◆ Short task: Restate each entry word for word, leaving nothing out.

--- start of Records supplied ---

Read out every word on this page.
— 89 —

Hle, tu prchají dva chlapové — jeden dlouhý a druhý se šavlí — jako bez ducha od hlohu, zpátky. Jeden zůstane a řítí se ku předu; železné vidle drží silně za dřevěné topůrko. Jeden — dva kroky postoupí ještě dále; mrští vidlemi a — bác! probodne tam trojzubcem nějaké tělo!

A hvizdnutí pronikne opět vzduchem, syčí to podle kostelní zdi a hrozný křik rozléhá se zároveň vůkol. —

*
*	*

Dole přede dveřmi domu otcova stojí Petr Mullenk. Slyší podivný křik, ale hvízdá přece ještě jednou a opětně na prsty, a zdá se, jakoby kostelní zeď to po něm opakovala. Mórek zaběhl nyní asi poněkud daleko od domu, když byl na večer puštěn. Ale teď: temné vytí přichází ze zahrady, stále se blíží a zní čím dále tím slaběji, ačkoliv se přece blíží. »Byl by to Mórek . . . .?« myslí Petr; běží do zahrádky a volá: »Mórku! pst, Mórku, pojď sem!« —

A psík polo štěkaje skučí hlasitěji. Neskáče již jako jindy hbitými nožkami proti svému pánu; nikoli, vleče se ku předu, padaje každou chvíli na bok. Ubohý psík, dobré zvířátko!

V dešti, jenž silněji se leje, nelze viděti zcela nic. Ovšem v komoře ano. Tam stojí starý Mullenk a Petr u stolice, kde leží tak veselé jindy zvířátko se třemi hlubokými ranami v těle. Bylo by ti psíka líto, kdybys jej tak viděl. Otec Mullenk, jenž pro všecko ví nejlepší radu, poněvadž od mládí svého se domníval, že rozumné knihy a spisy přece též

--- end of Records supplied ---

◆ Exercise answer:
Read out every word on this page.
— 89 —

Hle, tu prchají dva chlapové — jeden dlouhý a druhý se šavlí — jako bez ducha od hlohu, zpátky. Jeden zůstane a řítí se ku předu; železné vidle drží silně za dřevěné topůrko. Jeden — dva kroky postoupí ještě dále; mrští vidlemi a — bác! probodne tam trojzubcem nějaké tělo!

A hvizdnutí pronikne opět vzduchem, syčí to podle kostelní zdi a hrozný křik rozléhá se zároveň vůkol. —

*
*	*

Dole přede dveřmi domu otcova stojí Petr Mullenk. Slyší podivný křik, ale hvízdá přece ještě jednou a opětně na prsty, a zdá se, jakoby kostelní zeď to po něm opakovala. Mórek zaběhl nyní asi poněkud daleko od domu, když byl na večer puštěn. Ale teď: temné vytí přichází ze zahrady, stále se blíží a zní čím dále tím slaběji, ačkoliv se přece blíží. »Byl by to Mórek . . . .?« myslí Petr; běží do zahrádky a volá: »Mórku! pst, Mórku, pojď sem!« —

A psík polo štěkaje skučí hlasitěji. Neskáče již jako jindy hbitými nožkami proti svému pánu; nikoli, vleče se ku předu, padaje každou chvíli na bok. Ubohý psík, dobré zvířátko!

V dešti, jenž silněji se leje, nelze viděti zcela nic. Ovšem v komoře ano. Tam stojí starý Mullenk a Petr u stolice, kde leží tak veselé jindy zvířátko se třemi hlubokými ranami v těle. Bylo by ti psíka líto, kdybys jej tak viděl. Otec Mullenk, jenž pro všecko ví nejlepší radu, poněvadž od mládí svého se domníval, že rozumné knihy a spisy přece též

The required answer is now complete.